[Material]:
======
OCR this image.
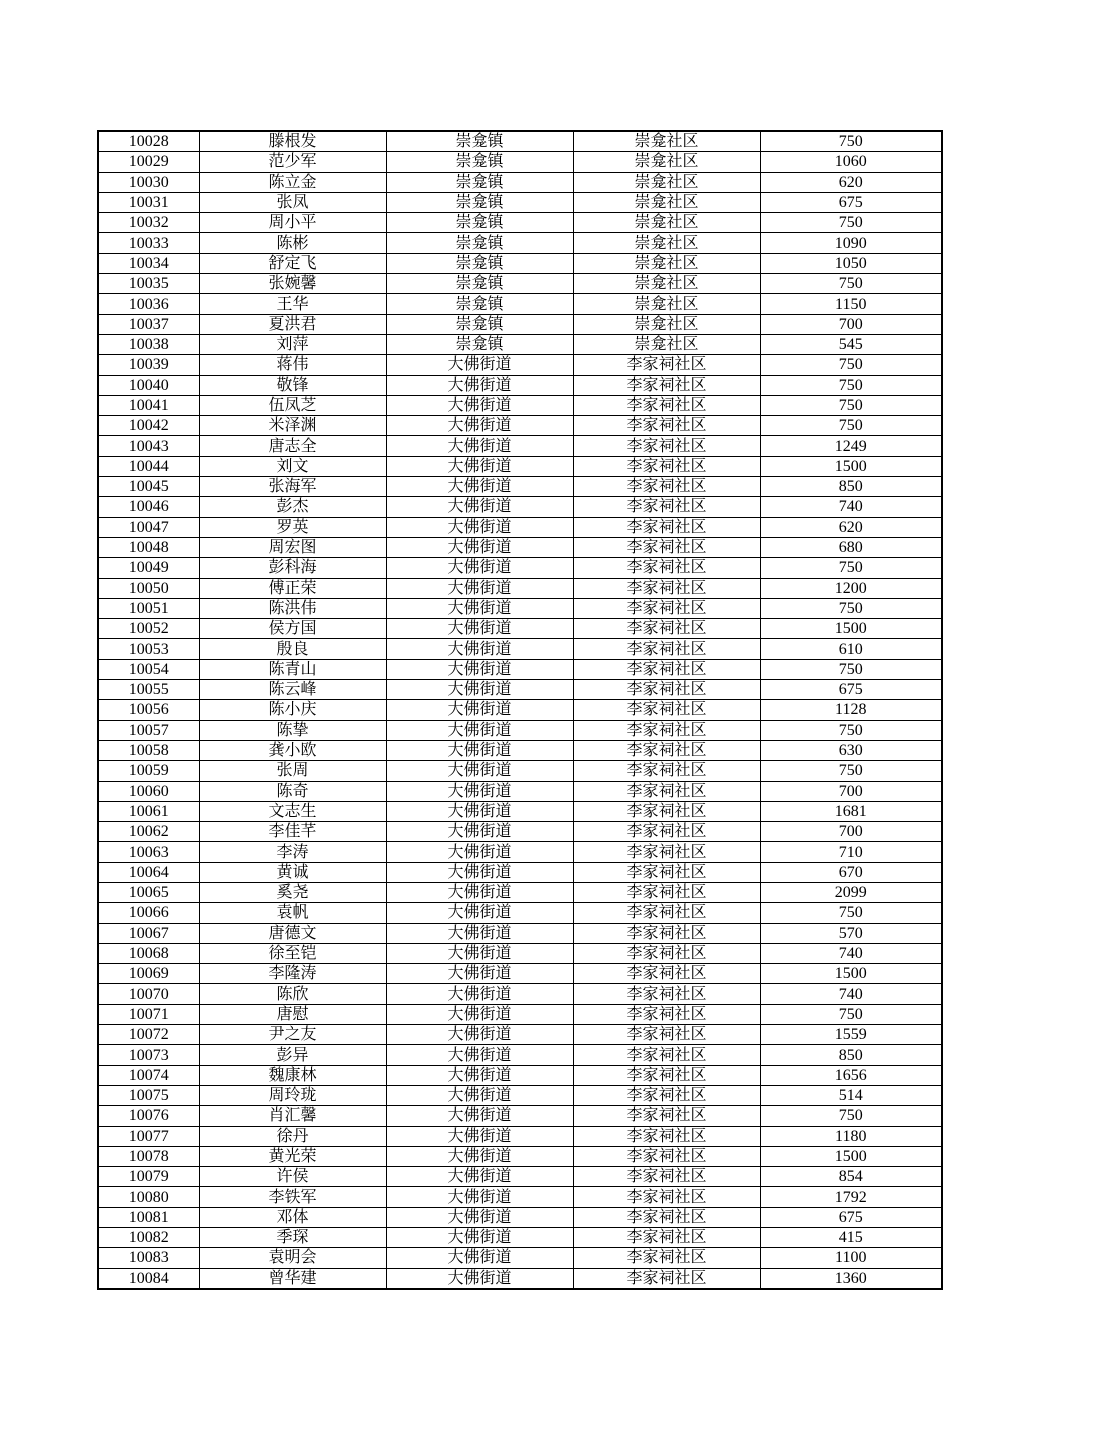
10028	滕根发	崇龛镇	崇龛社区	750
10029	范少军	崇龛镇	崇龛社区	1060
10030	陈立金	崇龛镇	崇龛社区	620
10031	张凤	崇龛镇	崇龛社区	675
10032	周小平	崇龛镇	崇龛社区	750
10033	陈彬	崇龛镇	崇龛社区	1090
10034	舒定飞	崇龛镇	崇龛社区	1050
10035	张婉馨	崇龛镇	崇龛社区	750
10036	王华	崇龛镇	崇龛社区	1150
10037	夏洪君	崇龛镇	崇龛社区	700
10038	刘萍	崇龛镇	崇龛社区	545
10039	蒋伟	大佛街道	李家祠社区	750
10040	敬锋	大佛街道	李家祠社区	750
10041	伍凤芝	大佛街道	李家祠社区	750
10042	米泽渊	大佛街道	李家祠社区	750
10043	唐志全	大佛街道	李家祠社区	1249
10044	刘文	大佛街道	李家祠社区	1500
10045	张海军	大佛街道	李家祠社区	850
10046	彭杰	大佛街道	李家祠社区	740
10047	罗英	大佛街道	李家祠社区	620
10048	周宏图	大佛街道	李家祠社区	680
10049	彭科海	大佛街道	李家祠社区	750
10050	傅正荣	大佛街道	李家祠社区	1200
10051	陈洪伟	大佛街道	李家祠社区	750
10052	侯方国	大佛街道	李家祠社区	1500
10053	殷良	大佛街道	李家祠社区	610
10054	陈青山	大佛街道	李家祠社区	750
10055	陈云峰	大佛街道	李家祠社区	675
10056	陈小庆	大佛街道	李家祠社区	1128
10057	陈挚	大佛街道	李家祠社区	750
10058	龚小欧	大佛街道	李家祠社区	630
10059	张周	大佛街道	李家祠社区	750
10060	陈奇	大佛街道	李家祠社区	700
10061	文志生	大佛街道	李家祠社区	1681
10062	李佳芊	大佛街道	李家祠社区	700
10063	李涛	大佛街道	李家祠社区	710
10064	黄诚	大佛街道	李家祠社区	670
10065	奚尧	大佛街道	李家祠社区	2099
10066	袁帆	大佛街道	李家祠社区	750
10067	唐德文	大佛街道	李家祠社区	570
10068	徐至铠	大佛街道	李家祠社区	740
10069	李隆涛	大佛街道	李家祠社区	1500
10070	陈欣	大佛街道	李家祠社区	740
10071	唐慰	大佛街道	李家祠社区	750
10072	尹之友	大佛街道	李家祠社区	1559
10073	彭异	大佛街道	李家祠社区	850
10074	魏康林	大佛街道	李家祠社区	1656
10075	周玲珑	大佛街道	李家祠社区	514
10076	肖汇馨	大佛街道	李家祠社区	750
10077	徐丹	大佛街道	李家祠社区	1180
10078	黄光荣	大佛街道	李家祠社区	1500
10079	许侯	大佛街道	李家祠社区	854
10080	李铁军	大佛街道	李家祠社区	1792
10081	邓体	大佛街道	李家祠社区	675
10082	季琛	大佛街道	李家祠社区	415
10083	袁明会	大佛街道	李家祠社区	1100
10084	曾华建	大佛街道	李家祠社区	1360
======
Write the records out again in full, exactly, and skip every picture.

[Output of the exercise]:
OCR this image.
10028	滕根发	崇龛镇	崇龛社区	750
10029	范少军	崇龛镇	崇龛社区	1060
10030	陈立金	崇龛镇	崇龛社区	620
10031	张凤	崇龛镇	崇龛社区	675
10032	周小平	崇龛镇	崇龛社区	750
10033	陈彬	崇龛镇	崇龛社区	1090
10034	舒定飞	崇龛镇	崇龛社区	1050
10035	张婉馨	崇龛镇	崇龛社区	750
10036	王华	崇龛镇	崇龛社区	1150
10037	夏洪君	崇龛镇	崇龛社区	700
10038	刘萍	崇龛镇	崇龛社区	545
10039	蒋伟	大佛街道	李家祠社区	750
10040	敬锋	大佛街道	李家祠社区	750
10041	伍凤芝	大佛街道	李家祠社区	750
10042	米泽渊	大佛街道	李家祠社区	750
10043	唐志全	大佛街道	李家祠社区	1249
10044	刘文	大佛街道	李家祠社区	1500
10045	张海军	大佛街道	李家祠社区	850
10046	彭杰	大佛街道	李家祠社区	740
10047	罗英	大佛街道	李家祠社区	620
10048	周宏图	大佛街道	李家祠社区	680
10049	彭科海	大佛街道	李家祠社区	750
10050	傅正荣	大佛街道	李家祠社区	1200
10051	陈洪伟	大佛街道	李家祠社区	750
10052	侯方国	大佛街道	李家祠社区	1500
10053	殷良	大佛街道	李家祠社区	610
10054	陈青山	大佛街道	李家祠社区	750
10055	陈云峰	大佛街道	李家祠社区	675
10056	陈小庆	大佛街道	李家祠社区	1128
10057	陈挚	大佛街道	李家祠社区	750
10058	龚小欧	大佛街道	李家祠社区	630
10059	张周	大佛街道	李家祠社区	750
10060	陈奇	大佛街道	李家祠社区	700
10061	文志生	大佛街道	李家祠社区	1681
10062	李佳芊	大佛街道	李家祠社区	700
10063	李涛	大佛街道	李家祠社区	710
10064	黄诚	大佛街道	李家祠社区	670
10065	奚尧	大佛街道	李家祠社区	2099
10066	袁帆	大佛街道	李家祠社区	750
10067	唐德文	大佛街道	李家祠社区	570
10068	徐至铠	大佛街道	李家祠社区	740
10069	李隆涛	大佛街道	李家祠社区	1500
10070	陈欣	大佛街道	李家祠社区	740
10071	唐慰	大佛街道	李家祠社区	750
10072	尹之友	大佛街道	李家祠社区	1559
10073	彭异	大佛街道	李家祠社区	850
10074	魏康林	大佛街道	李家祠社区	1656
10075	周玲珑	大佛街道	李家祠社区	514
10076	肖汇馨	大佛街道	李家祠社区	750
10077	徐丹	大佛街道	李家祠社区	1180
10078	黄光荣	大佛街道	李家祠社区	1500
10079	许侯	大佛街道	李家祠社区	854
10080	李铁军	大佛街道	李家祠社区	1792
10081	邓体	大佛街道	李家祠社区	675
10082	季琛	大佛街道	李家祠社区	415
10083	袁明会	大佛街道	李家祠社区	1100
10084	曾华建	大佛街道	李家祠社区	1360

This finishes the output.